═════ Records supplied

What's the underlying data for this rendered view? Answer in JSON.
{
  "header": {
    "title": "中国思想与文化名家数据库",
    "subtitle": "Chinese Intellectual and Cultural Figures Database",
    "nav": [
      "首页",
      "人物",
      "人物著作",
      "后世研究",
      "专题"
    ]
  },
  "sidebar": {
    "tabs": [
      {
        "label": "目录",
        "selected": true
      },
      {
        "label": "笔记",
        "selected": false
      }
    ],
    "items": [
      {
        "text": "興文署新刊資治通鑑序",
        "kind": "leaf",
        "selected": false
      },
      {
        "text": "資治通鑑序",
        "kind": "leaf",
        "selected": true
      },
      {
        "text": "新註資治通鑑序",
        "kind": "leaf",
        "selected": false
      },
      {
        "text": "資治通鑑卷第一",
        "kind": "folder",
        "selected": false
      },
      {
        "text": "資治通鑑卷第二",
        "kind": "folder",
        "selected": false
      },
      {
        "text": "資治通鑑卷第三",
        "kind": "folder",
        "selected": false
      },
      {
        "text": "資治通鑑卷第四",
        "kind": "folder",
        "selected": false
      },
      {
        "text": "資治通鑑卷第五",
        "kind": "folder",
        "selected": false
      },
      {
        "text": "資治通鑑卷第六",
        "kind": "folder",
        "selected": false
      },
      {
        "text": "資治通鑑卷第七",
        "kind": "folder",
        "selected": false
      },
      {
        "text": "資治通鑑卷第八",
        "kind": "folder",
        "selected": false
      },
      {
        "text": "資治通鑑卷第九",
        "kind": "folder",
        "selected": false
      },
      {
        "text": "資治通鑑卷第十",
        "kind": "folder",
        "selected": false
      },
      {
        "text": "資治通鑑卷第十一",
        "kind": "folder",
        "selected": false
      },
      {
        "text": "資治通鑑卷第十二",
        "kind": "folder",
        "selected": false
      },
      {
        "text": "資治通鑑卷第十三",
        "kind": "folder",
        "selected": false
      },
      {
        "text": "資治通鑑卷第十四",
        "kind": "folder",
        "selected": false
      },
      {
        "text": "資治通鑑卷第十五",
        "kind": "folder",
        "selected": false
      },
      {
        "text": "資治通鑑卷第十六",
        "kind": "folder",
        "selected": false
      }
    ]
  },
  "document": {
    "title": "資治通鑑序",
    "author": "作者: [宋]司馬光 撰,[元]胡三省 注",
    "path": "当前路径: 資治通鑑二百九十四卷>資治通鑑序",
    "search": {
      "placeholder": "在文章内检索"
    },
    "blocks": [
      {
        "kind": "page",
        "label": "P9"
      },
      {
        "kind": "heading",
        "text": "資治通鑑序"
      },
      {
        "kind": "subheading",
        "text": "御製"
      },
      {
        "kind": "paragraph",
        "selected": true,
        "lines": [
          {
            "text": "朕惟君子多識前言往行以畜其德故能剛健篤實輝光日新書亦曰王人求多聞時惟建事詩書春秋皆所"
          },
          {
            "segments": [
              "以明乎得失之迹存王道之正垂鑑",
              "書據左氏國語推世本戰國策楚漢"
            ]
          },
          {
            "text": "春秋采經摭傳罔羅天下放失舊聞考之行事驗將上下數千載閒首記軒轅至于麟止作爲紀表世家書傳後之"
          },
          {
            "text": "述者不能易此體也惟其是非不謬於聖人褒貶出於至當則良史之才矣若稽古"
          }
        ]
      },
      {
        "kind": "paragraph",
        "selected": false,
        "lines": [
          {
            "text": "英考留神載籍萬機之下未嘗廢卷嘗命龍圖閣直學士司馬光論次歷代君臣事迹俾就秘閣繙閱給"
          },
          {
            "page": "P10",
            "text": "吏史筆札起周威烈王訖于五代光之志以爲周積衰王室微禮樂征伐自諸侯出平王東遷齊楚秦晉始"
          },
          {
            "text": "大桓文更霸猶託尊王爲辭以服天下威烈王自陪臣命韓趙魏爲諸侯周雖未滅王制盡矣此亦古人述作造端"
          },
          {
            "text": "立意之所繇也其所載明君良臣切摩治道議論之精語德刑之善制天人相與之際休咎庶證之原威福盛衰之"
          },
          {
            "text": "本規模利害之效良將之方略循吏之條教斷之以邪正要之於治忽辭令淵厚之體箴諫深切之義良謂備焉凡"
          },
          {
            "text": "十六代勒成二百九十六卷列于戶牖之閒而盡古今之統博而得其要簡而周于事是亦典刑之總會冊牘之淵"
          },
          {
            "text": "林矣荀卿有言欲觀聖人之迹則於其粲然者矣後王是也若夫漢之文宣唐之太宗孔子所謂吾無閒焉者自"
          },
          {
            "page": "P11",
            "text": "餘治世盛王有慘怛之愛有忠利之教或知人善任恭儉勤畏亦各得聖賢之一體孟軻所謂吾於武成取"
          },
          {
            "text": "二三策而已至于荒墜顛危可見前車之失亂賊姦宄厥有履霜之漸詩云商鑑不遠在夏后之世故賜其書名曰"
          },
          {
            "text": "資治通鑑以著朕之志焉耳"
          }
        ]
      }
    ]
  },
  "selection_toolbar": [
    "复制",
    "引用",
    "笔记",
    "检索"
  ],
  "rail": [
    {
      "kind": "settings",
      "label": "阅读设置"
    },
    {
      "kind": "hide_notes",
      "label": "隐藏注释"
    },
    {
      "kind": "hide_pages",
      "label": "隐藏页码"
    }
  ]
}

══════════

*Task prompt*
Work out how many lines of the listing above include "label". Answer with the number and nothing more.

*Output below*
6